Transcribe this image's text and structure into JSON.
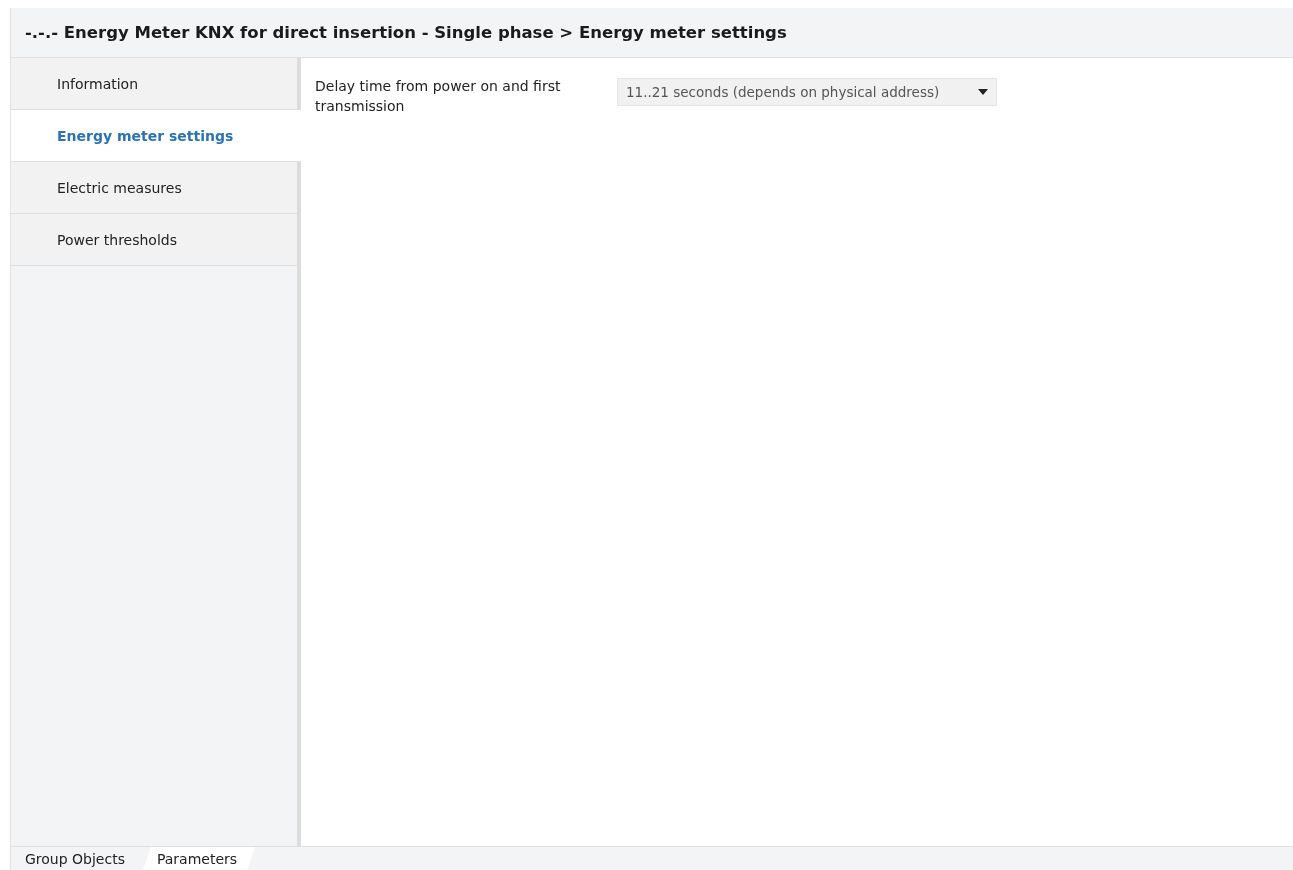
{
  "header": {
    "title": "-.-.- Energy Meter KNX for direct insertion - Single phase > Energy meter settings"
  },
  "sidebar": {
    "items": [
      {
        "label": "Information",
        "selected": false
      },
      {
        "label": "Energy meter settings",
        "selected": true
      },
      {
        "label": "Electric measures",
        "selected": false
      },
      {
        "label": "Power thresholds",
        "selected": false
      }
    ]
  },
  "parameters": [
    {
      "label": "Delay time from power on and first transmission",
      "value": "11..21 seconds (depends on physical address)"
    }
  ],
  "bottom_tabs": [
    {
      "label": "Group Objects",
      "selected": false
    },
    {
      "label": "Parameters",
      "selected": true
    }
  ]
}
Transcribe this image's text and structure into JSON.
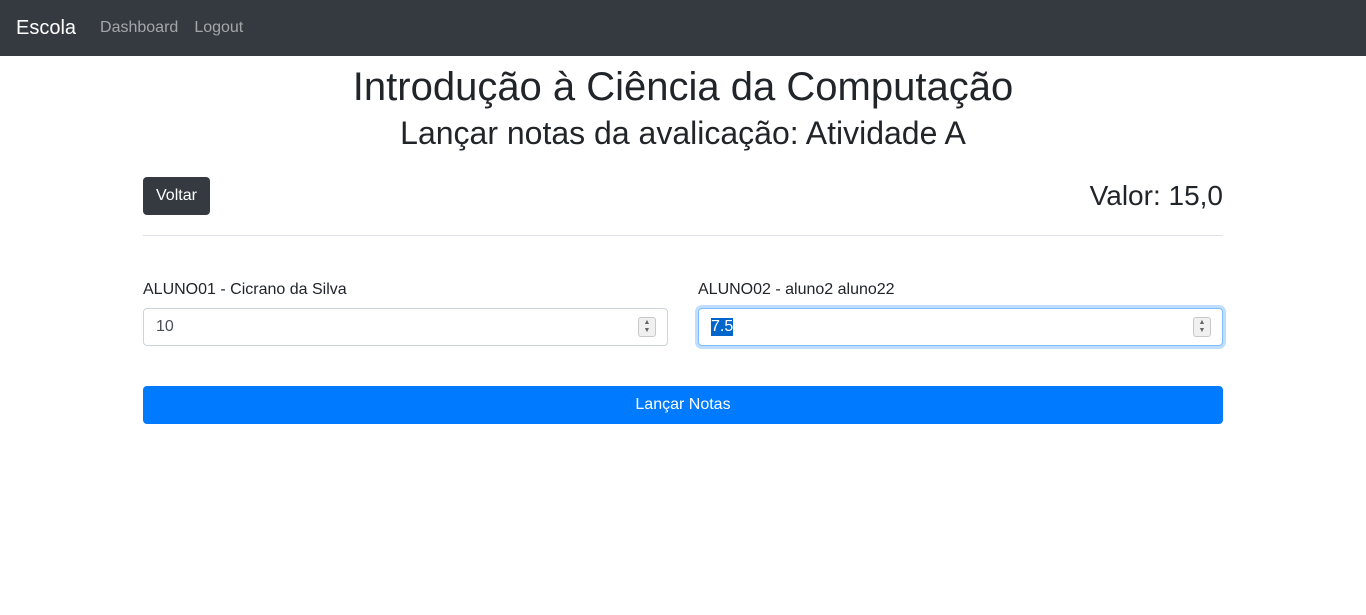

PROMPT:
Make an exact copy of every entry above, minus the images.

RESULT FOR THIS EXERCISE:
Transcribe this image's text and structure into JSON.
{
  "header": {
    "title": "-.-.- Energy Meter KNX for direct insertion - Single phase > Energy meter settings"
  },
  "sidebar": {
    "items": [
      {
        "label": "Information",
        "selected": false
      },
      {
        "label": "Energy meter settings",
        "selected": true
      },
      {
        "label": "Electric measures",
        "selected": false
      },
      {
        "label": "Power thresholds",
        "selected": false
      }
    ]
  },
  "parameters": [
    {
      "label": "Delay time from power on and first transmission",
      "value": "11..21 seconds (depends on physical address)"
    }
  ],
  "bottom_tabs": [
    {
      "label": "Group Objects",
      "selected": false
    },
    {
      "label": "Parameters",
      "selected": true
    }
  ]
}
Transcribe this image's text and structure into JSON.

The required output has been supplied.